**WHAT YOU ARE ASKED TO DO:**
Replace every "colorbar" in the records below with "color bar" and write them out again, changing nothing else. Leave the pictures out.

:::::

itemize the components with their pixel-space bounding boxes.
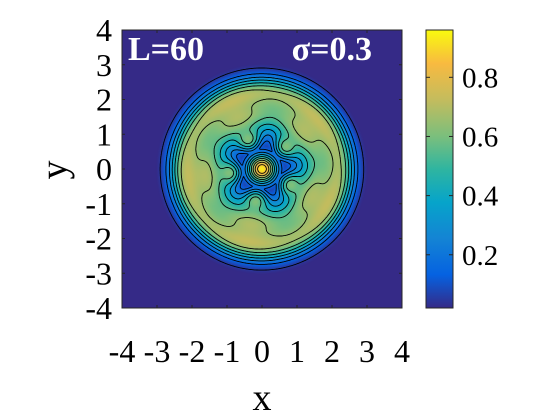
x-tick-label: -2 bbox=[179, 333, 206, 369]
y-axis-label: y bbox=[34, 161, 76, 180]
x-tick-label: 3 bbox=[359, 333, 375, 369]
y-tick-label: 1 bbox=[96, 116, 112, 152]
contour-line-4 bbox=[171, 79, 352, 259]
contour-line-5 bbox=[174, 82, 350, 256]
y-tick-label: -2 bbox=[85, 221, 112, 257]
y-tick-label: 0 bbox=[96, 151, 112, 187]
colorbar: 0.2 0.4 0.6 0.8 bbox=[425, 29, 499, 309]
x-tick-label: 1 bbox=[289, 333, 305, 369]
annotation-sigma: σ=0.3 bbox=[292, 31, 372, 68]
y-tick-label: -3 bbox=[85, 255, 112, 291]
contour-line-3 bbox=[168, 76, 355, 262]
colorbar-tick-label: 0.2 bbox=[462, 240, 498, 272]
x-tick-label: 2 bbox=[324, 333, 340, 369]
annotation-l: L=60 bbox=[128, 31, 204, 68]
x-tick-label: 4 bbox=[394, 333, 410, 369]
x-tick-label: -4 bbox=[109, 333, 136, 369]
contour-line-2 bbox=[165, 73, 359, 265]
contour-fill bbox=[122, 30, 402, 308]
x-tick-label: -3 bbox=[144, 333, 171, 369]
y-tick-label: -4 bbox=[85, 290, 112, 326]
y-tick-label: 3 bbox=[96, 47, 112, 83]
x-axis-label: x bbox=[253, 377, 272, 419]
contour-line-6 bbox=[177, 85, 347, 254]
y-tick-label: 2 bbox=[96, 82, 112, 118]
colorbar-ticks: 0.2 0.4 0.6 0.8 bbox=[426, 62, 499, 272]
colorbar-tick-label: 0.4 bbox=[462, 181, 499, 213]
x-tick-label: 0 bbox=[254, 333, 270, 369]
contour-line-1 bbox=[159, 67, 365, 271]
x-tick-label: -1 bbox=[214, 333, 241, 369]
contour-lines bbox=[159, 67, 365, 271]
x-axis-ticks: -4 -3 -2 -1 0 1 2 3 4 bbox=[109, 30, 410, 369]
plot-area bbox=[121, 29, 403, 309]
colorbar-tick-label: 0.6 bbox=[462, 121, 498, 153]
colorbar-tick-label: 0.8 bbox=[462, 62, 498, 94]
y-tick-label: 4 bbox=[96, 12, 112, 48]
colorbar-frame bbox=[425, 29, 454, 309]
contour-line-9 bbox=[257, 164, 267, 174]
y-tick-label: -1 bbox=[85, 186, 112, 222]
contour-line-8 bbox=[254, 161, 270, 177]
colorbar-bar bbox=[426, 30, 453, 308]
contour-line-7 bbox=[180, 89, 342, 250]
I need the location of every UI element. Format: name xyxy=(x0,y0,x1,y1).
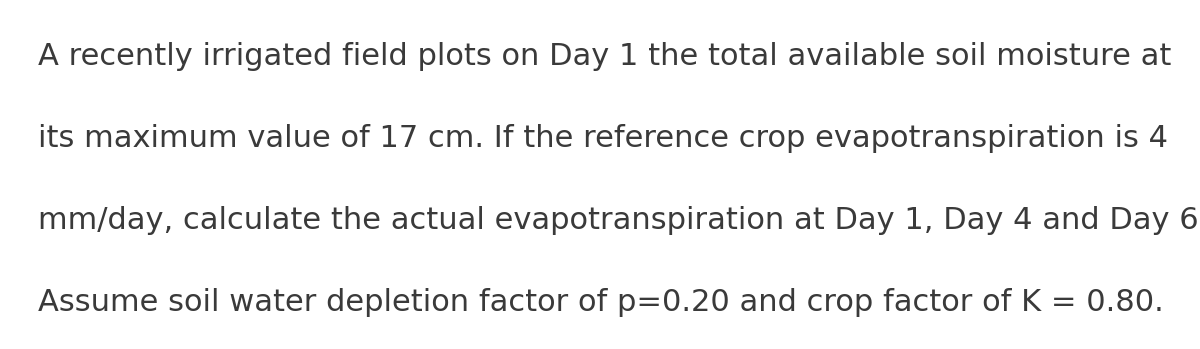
Text: A recently irrigated field plots on Day 1 the total available soil moisture at: A recently irrigated field plots on Day … xyxy=(38,42,1171,71)
Text: mm/day, calculate the actual evapotranspiration at Day 1, Day 4 and Day 6.: mm/day, calculate the actual evapotransp… xyxy=(38,206,1200,235)
Text: its maximum value of 17 cm. If the reference crop evapotranspiration is 4: its maximum value of 17 cm. If the refer… xyxy=(38,124,1169,153)
Text: Assume soil water depletion factor of p=0.20 and crop factor of K = 0.80.: Assume soil water depletion factor of p=… xyxy=(38,288,1164,317)
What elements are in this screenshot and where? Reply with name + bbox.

:::::

**TASK OUTPUT:**
itemize the components with their pixel-space bounding boxes.
x-tick-label: -2 bbox=[179, 333, 206, 369]
y-axis-label: y bbox=[34, 161, 76, 180]
x-tick-label: 3 bbox=[359, 333, 375, 369]
y-tick-label: 1 bbox=[96, 116, 112, 152]
contour-line-4 bbox=[171, 79, 352, 259]
contour-line-5 bbox=[174, 82, 350, 256]
y-tick-label: -2 bbox=[85, 221, 112, 257]
y-tick-label: 0 bbox=[96, 151, 112, 187]
color bar: 0.2 0.4 0.6 0.8 bbox=[425, 29, 499, 309]
x-tick-label: 1 bbox=[289, 333, 305, 369]
annotation-sigma: σ=0.3 bbox=[292, 31, 372, 68]
y-tick-label: -3 bbox=[85, 255, 112, 291]
contour-line-3 bbox=[168, 76, 355, 262]
color bar-tick-label: 0.2 bbox=[462, 240, 498, 272]
x-tick-label: 2 bbox=[324, 333, 340, 369]
annotation-l: L=60 bbox=[128, 31, 204, 68]
x-tick-label: 4 bbox=[394, 333, 410, 369]
x-tick-label: -4 bbox=[109, 333, 136, 369]
contour-line-2 bbox=[165, 73, 359, 265]
contour-fill bbox=[122, 30, 402, 308]
x-tick-label: -3 bbox=[144, 333, 171, 369]
y-tick-label: -4 bbox=[85, 290, 112, 326]
y-tick-label: 3 bbox=[96, 47, 112, 83]
x-axis-label: x bbox=[253, 377, 272, 419]
contour-line-6 bbox=[177, 85, 347, 254]
y-tick-label: 2 bbox=[96, 82, 112, 118]
color bar-ticks: 0.2 0.4 0.6 0.8 bbox=[426, 62, 499, 272]
color bar-tick-label: 0.4 bbox=[462, 181, 499, 213]
x-tick-label: 0 bbox=[254, 333, 270, 369]
contour-line-1 bbox=[159, 67, 365, 271]
x-tick-label: -1 bbox=[214, 333, 241, 369]
contour-lines bbox=[159, 67, 365, 271]
x-axis-ticks: -4 -3 -2 -1 0 1 2 3 4 bbox=[109, 30, 410, 369]
plot-area bbox=[121, 29, 403, 309]
color bar-tick-label: 0.6 bbox=[462, 121, 498, 153]
color bar-tick-label: 0.8 bbox=[462, 62, 498, 94]
y-tick-label: 4 bbox=[96, 12, 112, 48]
color bar-frame bbox=[425, 29, 454, 309]
contour-line-9 bbox=[257, 164, 267, 174]
y-tick-label: -1 bbox=[85, 186, 112, 222]
contour-line-8 bbox=[254, 161, 270, 177]
color bar-bar bbox=[426, 30, 453, 308]
contour-line-7 bbox=[180, 89, 342, 250]
I need the location of every UI element. Format: name xyxy=(x0,y0,x1,y1).
Text: A recently irrigated field plots on Day 1 the total available soil moisture at: A recently irrigated field plots on Day … xyxy=(38,42,1171,71)
Text: mm/day, calculate the actual evapotranspiration at Day 1, Day 4 and Day 6.: mm/day, calculate the actual evapotransp… xyxy=(38,206,1200,235)
Text: its maximum value of 17 cm. If the reference crop evapotranspiration is 4: its maximum value of 17 cm. If the refer… xyxy=(38,124,1169,153)
Text: Assume soil water depletion factor of p=0.20 and crop factor of K = 0.80.: Assume soil water depletion factor of p=… xyxy=(38,288,1164,317)
What elements are in this screenshot and where? Reply with name + bbox.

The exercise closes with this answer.